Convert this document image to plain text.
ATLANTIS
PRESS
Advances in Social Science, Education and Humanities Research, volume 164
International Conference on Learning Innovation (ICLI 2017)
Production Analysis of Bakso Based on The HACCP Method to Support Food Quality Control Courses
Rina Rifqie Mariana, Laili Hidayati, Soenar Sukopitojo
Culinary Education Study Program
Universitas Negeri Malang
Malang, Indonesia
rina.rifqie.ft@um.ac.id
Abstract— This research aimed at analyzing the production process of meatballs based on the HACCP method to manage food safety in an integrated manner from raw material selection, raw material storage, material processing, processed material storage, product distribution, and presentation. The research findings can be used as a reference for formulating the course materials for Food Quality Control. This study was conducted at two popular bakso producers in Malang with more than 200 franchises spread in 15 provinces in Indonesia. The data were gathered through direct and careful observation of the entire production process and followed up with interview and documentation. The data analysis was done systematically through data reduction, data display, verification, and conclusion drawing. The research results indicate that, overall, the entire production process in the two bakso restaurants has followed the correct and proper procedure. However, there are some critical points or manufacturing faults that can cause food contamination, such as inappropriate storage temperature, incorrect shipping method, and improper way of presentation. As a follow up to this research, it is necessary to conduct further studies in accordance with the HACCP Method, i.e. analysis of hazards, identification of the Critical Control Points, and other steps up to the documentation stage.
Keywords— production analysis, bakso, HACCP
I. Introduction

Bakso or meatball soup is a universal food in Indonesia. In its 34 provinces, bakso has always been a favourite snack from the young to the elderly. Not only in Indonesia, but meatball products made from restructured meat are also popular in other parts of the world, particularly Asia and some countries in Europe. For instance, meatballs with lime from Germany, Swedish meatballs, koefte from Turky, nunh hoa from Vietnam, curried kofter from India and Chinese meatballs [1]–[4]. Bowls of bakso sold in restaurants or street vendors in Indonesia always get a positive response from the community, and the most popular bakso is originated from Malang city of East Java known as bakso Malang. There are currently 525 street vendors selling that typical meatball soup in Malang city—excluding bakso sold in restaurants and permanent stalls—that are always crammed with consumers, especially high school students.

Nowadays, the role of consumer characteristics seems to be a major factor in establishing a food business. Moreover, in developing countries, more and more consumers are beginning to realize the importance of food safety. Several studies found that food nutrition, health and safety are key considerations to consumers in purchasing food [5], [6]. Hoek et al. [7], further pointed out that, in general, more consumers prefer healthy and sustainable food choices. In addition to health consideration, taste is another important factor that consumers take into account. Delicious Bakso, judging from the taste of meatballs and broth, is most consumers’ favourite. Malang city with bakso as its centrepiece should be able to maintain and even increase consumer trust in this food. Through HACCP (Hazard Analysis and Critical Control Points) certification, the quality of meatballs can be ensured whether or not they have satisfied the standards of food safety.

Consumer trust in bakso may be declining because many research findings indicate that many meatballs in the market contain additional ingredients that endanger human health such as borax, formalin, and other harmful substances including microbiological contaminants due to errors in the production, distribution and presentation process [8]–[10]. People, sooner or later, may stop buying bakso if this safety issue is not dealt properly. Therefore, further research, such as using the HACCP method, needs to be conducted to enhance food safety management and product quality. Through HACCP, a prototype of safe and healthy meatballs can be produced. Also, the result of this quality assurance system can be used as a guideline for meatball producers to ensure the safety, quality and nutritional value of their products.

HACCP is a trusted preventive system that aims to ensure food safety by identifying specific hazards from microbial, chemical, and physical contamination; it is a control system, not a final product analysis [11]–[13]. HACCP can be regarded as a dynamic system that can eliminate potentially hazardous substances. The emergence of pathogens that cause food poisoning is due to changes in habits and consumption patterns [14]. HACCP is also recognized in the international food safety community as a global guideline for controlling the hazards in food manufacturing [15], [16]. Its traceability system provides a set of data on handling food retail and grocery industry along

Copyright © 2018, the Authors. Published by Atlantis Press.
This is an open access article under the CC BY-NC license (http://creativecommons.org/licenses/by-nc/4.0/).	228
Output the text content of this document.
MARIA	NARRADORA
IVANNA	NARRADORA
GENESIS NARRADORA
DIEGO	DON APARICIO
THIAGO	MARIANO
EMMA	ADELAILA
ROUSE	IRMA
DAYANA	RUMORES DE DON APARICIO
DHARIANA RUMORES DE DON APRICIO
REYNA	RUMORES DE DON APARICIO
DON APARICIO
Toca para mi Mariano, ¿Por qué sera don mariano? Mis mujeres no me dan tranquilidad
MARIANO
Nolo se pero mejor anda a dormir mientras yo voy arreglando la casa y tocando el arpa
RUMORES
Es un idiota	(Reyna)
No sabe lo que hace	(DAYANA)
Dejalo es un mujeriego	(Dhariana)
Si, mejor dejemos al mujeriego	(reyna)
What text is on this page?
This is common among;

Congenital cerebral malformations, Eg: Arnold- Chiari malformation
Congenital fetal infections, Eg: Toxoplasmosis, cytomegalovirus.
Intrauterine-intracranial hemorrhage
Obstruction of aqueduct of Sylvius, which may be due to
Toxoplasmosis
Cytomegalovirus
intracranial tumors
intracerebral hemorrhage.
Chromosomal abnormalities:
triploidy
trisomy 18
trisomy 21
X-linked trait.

-------

→ Instructions for the task
Show each line of the material that includes the word "Education".

→ Reply to the task
Advances in Social Science, Education and Humanities Research, volume 164
Culinary Education Study Program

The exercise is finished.